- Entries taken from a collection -
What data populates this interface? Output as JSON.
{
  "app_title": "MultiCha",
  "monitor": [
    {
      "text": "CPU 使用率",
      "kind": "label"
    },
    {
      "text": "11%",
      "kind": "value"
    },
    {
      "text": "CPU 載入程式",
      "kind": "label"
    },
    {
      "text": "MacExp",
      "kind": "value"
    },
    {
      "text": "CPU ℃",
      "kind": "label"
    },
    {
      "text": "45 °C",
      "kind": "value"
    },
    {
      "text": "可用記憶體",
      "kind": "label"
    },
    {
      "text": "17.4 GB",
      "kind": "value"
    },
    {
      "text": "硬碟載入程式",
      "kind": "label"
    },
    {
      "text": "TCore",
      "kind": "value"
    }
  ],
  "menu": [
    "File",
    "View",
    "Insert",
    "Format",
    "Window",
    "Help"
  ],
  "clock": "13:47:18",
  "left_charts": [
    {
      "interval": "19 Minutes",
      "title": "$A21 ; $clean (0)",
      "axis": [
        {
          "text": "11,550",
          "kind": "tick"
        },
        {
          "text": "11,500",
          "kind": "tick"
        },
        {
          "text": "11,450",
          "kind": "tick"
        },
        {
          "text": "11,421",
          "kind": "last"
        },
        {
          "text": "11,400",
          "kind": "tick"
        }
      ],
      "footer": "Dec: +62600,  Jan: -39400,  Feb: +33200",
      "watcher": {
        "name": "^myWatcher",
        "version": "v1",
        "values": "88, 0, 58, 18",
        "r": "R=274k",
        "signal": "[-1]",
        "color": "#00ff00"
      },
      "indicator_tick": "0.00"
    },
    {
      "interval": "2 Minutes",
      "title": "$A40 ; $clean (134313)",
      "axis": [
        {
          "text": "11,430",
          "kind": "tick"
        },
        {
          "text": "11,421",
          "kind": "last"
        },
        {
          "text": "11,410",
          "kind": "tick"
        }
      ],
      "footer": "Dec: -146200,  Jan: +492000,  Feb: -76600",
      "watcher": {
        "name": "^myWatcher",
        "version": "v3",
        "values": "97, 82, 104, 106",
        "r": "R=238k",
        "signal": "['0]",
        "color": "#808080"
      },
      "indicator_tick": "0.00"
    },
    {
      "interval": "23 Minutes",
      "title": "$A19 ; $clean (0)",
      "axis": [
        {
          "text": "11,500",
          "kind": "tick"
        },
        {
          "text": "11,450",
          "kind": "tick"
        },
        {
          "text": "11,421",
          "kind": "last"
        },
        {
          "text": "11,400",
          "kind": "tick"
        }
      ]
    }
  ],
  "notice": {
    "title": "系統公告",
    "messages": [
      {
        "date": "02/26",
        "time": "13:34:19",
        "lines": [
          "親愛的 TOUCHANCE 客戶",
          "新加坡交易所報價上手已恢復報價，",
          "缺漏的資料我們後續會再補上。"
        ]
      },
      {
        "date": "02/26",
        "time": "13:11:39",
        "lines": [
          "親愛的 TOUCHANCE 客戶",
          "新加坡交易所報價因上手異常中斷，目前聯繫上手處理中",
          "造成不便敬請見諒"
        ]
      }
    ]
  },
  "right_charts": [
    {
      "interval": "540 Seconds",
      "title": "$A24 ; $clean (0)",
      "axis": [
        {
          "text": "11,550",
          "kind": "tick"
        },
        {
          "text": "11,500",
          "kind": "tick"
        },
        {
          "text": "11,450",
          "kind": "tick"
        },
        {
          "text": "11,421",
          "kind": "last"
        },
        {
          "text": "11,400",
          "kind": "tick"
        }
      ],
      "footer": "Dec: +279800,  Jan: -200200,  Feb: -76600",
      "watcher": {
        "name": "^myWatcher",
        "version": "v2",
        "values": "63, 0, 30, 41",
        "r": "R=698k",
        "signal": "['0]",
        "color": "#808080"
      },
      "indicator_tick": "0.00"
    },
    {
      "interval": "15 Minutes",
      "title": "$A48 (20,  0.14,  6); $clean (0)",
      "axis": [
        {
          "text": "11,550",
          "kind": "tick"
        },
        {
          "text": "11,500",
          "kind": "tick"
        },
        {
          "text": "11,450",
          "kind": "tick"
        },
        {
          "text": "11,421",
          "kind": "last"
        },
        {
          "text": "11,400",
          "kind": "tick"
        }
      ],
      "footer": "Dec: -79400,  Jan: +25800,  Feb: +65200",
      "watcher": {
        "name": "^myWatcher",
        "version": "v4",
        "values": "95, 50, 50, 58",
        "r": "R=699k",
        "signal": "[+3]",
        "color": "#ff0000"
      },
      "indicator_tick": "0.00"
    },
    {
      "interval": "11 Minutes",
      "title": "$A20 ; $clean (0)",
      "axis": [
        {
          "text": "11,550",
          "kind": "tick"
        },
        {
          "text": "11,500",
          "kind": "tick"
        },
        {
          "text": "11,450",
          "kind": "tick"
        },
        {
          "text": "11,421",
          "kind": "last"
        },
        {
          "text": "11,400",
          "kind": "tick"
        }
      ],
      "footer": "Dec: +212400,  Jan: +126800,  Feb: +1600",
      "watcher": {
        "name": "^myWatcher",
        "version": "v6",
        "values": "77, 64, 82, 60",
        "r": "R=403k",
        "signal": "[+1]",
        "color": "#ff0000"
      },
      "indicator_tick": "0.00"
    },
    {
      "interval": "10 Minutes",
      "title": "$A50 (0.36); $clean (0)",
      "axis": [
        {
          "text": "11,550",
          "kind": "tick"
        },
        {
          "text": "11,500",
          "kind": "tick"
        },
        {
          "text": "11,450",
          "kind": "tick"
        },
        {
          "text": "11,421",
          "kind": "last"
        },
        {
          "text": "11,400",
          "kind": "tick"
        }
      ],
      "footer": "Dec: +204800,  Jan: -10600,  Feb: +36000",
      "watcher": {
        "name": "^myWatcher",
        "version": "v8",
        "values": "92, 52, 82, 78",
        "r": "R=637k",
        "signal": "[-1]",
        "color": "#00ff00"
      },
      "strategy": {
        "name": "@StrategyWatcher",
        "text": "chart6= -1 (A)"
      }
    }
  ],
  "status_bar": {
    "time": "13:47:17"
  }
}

- BRIEF -
Retype the entries one by one, exactly.

- FULL SOLUTION -
What data populates this interface? Output as JSON.
{
  "app_title": "MultiCha",
  "monitor": [
    {
      "text": "CPU 使用率",
      "kind": "label"
    },
    {
      "text": "11%",
      "kind": "value"
    },
    {
      "text": "CPU 載入程式",
      "kind": "label"
    },
    {
      "text": "MacExp",
      "kind": "value"
    },
    {
      "text": "CPU ℃",
      "kind": "label"
    },
    {
      "text": "45 °C",
      "kind": "value"
    },
    {
      "text": "可用記憶體",
      "kind": "label"
    },
    {
      "text": "17.4 GB",
      "kind": "value"
    },
    {
      "text": "硬碟載入程式",
      "kind": "label"
    },
    {
      "text": "TCore",
      "kind": "value"
    }
  ],
  "menu": [
    "File",
    "View",
    "Insert",
    "Format",
    "Window",
    "Help"
  ],
  "clock": "13:47:18",
  "left_charts": [
    {
      "interval": "19 Minutes",
      "title": "$A21 ; $clean (0)",
      "axis": [
        {
          "text": "11,550",
          "kind": "tick"
        },
        {
          "text": "11,500",
          "kind": "tick"
        },
        {
          "text": "11,450",
          "kind": "tick"
        },
        {
          "text": "11,421",
          "kind": "last"
        },
        {
          "text": "11,400",
          "kind": "tick"
        }
      ],
      "footer": "Dec: +62600,  Jan: -39400,  Feb: +33200",
      "watcher": {
        "name": "^myWatcher",
        "version": "v1",
        "values": "88, 0, 58, 18",
        "r": "R=274k",
        "signal": "[-1]",
        "color": "#00ff00"
      },
      "indicator_tick": "0.00"
    },
    {
      "interval": "2 Minutes",
      "title": "$A40 ; $clean (134313)",
      "axis": [
        {
          "text": "11,430",
          "kind": "tick"
        },
        {
          "text": "11,421",
          "kind": "last"
        },
        {
          "text": "11,410",
          "kind": "tick"
        }
      ],
      "footer": "Dec: -146200,  Jan: +492000,  Feb: -76600",
      "watcher": {
        "name": "^myWatcher",
        "version": "v3",
        "values": "97, 82, 104, 106",
        "r": "R=238k",
        "signal": "['0]",
        "color": "#808080"
      },
      "indicator_tick": "0.00"
    },
    {
      "interval": "23 Minutes",
      "title": "$A19 ; $clean (0)",
      "axis": [
        {
          "text": "11,500",
          "kind": "tick"
        },
        {
          "text": "11,450",
          "kind": "tick"
        },
        {
          "text": "11,421",
          "kind": "last"
        },
        {
          "text": "11,400",
          "kind": "tick"
        }
      ]
    }
  ],
  "notice": {
    "title": "系統公告",
    "messages": [
      {
        "date": "02/26",
        "time": "13:34:19",
        "lines": [
          "親愛的 TOUCHANCE 客戶",
          "新加坡交易所報價上手已恢復報價，",
          "缺漏的資料我們後續會再補上。"
        ]
      },
      {
        "date": "02/26",
        "time": "13:11:39",
        "lines": [
          "親愛的 TOUCHANCE 客戶",
          "新加坡交易所報價因上手異常中斷，目前聯繫上手處理中",
          "造成不便敬請見諒"
        ]
      }
    ]
  },
  "right_charts": [
    {
      "interval": "540 Seconds",
      "title": "$A24 ; $clean (0)",
      "axis": [
        {
          "text": "11,550",
          "kind": "tick"
        },
        {
          "text": "11,500",
          "kind": "tick"
        },
        {
          "text": "11,450",
          "kind": "tick"
        },
        {
          "text": "11,421",
          "kind": "last"
        },
        {
          "text": "11,400",
          "kind": "tick"
        }
      ],
      "footer": "Dec: +279800,  Jan: -200200,  Feb: -76600",
      "watcher": {
        "name": "^myWatcher",
        "version": "v2",
        "values": "63, 0, 30, 41",
        "r": "R=698k",
        "signal": "['0]",
        "color": "#808080"
      },
      "indicator_tick": "0.00"
    },
    {
      "interval": "15 Minutes",
      "title": "$A48 (20,  0.14,  6); $clean (0)",
      "axis": [
        {
          "text": "11,550",
          "kind": "tick"
        },
        {
          "text": "11,500",
          "kind": "tick"
        },
        {
          "text": "11,450",
          "kind": "tick"
        },
        {
          "text": "11,421",
          "kind": "last"
        },
        {
          "text": "11,400",
          "kind": "tick"
        }
      ],
      "footer": "Dec: -79400,  Jan: +25800,  Feb: +65200",
      "watcher": {
        "name": "^myWatcher",
        "version": "v4",
        "values": "95, 50, 50, 58",
        "r": "R=699k",
        "signal": "[+3]",
        "color": "#ff0000"
      },
      "indicator_tick": "0.00"
    },
    {
      "interval": "11 Minutes",
      "title": "$A20 ; $clean (0)",
      "axis": [
        {
          "text": "11,550",
          "kind": "tick"
        },
        {
          "text": "11,500",
          "kind": "tick"
        },
        {
          "text": "11,450",
          "kind": "tick"
        },
        {
          "text": "11,421",
          "kind": "last"
        },
        {
          "text": "11,400",
          "kind": "tick"
        }
      ],
      "footer": "Dec: +212400,  Jan: +126800,  Feb: +1600",
      "watcher": {
        "name": "^myWatcher",
        "version": "v6",
        "values": "77, 64, 82, 60",
        "r": "R=403k",
        "signal": "[+1]",
        "color": "#ff0000"
      },
      "indicator_tick": "0.00"
    },
    {
      "interval": "10 Minutes",
      "title": "$A50 (0.36); $clean (0)",
      "axis": [
        {
          "text": "11,550",
          "kind": "tick"
        },
        {
          "text": "11,500",
          "kind": "tick"
        },
        {
          "text": "11,450",
          "kind": "tick"
        },
        {
          "text": "11,421",
          "kind": "last"
        },
        {
          "text": "11,400",
          "kind": "tick"
        }
      ],
      "footer": "Dec: +204800,  Jan: -10600,  Feb: +36000",
      "watcher": {
        "name": "^myWatcher",
        "version": "v8",
        "values": "92, 52, 82, 78",
        "r": "R=637k",
        "signal": "[-1]",
        "color": "#00ff00"
      },
      "strategy": {
        "name": "@StrategyWatcher",
        "text": "chart6= -1 (A)"
      }
    }
  ],
  "status_bar": {
    "time": "13:47:17"
  }
}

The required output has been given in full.